WHAT NEEDS TO BE DONE:
Find each line with the word "working" and say how many there are, nothing else.

SUPPLIED MATERIAL:
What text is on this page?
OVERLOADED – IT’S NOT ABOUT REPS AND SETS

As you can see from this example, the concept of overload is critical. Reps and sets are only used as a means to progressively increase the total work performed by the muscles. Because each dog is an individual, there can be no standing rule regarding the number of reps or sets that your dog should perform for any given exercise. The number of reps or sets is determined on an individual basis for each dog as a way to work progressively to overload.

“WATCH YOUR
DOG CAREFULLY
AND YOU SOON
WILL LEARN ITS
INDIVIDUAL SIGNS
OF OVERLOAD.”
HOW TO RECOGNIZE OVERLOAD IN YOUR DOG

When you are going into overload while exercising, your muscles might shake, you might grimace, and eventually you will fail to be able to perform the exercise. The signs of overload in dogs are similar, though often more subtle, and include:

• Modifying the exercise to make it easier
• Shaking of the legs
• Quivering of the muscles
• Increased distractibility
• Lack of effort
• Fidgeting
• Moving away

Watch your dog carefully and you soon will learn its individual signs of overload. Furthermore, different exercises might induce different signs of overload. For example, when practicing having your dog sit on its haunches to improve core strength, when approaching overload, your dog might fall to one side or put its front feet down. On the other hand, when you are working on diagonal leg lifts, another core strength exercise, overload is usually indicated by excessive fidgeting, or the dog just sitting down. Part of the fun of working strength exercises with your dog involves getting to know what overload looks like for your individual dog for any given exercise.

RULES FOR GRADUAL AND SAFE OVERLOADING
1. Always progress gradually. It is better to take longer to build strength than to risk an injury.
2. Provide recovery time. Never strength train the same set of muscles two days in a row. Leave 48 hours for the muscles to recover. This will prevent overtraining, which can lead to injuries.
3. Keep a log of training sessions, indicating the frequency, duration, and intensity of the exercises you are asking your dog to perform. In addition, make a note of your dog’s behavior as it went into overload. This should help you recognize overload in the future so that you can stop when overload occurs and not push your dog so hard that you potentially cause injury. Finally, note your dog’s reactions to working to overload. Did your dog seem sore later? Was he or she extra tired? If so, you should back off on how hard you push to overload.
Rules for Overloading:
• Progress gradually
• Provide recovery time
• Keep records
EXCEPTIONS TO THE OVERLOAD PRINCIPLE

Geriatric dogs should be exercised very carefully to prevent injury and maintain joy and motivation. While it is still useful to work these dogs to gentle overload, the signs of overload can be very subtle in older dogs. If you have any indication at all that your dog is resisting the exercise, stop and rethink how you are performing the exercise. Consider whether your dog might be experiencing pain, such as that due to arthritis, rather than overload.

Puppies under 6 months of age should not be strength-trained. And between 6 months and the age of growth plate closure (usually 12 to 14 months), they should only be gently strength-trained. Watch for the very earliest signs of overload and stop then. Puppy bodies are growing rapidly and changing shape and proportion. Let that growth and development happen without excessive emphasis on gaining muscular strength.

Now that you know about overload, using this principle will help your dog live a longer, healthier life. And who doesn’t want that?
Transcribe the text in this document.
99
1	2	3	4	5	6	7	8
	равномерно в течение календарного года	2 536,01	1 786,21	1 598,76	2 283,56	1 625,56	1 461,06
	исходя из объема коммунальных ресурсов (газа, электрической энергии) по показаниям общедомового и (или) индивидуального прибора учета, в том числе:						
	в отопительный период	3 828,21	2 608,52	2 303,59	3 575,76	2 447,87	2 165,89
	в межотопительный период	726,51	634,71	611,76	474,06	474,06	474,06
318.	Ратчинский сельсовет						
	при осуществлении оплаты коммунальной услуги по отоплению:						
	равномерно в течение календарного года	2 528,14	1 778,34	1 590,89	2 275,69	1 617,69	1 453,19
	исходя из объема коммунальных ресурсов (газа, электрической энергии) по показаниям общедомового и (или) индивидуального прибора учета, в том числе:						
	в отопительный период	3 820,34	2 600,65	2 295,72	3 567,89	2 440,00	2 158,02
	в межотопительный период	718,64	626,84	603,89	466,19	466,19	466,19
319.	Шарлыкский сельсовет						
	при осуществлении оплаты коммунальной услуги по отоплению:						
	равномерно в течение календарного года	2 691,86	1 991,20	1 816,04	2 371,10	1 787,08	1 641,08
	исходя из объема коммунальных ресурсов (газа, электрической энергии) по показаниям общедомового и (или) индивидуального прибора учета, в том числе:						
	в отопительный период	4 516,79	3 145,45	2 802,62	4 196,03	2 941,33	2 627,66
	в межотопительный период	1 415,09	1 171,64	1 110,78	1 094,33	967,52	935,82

ANSWER TO THIS EXERCISE:
2